-- start of Supplied records --

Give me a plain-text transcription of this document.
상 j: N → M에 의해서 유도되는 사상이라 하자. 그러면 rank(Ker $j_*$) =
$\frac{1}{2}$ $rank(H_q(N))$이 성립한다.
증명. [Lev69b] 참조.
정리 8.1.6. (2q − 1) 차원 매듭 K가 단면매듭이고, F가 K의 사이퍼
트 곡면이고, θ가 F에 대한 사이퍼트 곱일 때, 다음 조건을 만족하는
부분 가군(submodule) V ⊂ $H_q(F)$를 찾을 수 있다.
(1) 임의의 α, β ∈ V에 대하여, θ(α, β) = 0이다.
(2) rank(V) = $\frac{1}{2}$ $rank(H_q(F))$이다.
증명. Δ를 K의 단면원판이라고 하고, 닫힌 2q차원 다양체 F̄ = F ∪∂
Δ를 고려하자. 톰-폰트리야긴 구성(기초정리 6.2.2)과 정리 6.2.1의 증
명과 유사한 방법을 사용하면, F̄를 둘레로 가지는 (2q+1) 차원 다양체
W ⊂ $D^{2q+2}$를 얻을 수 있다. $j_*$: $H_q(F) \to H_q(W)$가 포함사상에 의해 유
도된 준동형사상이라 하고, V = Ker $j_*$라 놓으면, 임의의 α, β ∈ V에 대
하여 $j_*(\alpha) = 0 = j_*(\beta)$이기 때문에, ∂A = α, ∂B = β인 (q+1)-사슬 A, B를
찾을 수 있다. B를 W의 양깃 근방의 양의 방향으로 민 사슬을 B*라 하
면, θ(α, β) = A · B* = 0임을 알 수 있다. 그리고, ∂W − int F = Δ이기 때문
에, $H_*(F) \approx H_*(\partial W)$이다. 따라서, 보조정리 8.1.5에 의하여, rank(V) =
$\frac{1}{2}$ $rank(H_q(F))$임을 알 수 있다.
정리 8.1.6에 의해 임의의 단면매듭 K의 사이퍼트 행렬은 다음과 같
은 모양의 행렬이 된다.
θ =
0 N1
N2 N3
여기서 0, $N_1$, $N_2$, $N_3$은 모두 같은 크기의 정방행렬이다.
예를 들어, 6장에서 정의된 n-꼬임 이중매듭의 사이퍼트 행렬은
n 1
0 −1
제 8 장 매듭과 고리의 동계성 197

-- end of Supplied records --

▶ _Work to complete_: Each line above that includes "rank" should be shown.

▶ _Response_:
상 j: N → M에 의해서 유도되는 사상이라 하자. 그러면 rank(Ker $j_*$) =
$\frac{1}{2}$ $rank(H_q(N))$이 성립한다.
(2) rank(V) = $\frac{1}{2}$ $rank(H_q(F))$이다.
에, $H_*(F) \approx H_*(\partial W)$이다. 따라서, 보조정리 8.1.5에 의하여, rank(V) =
$\frac{1}{2}$ $rank(H_q(F))$임을 알 수 있다.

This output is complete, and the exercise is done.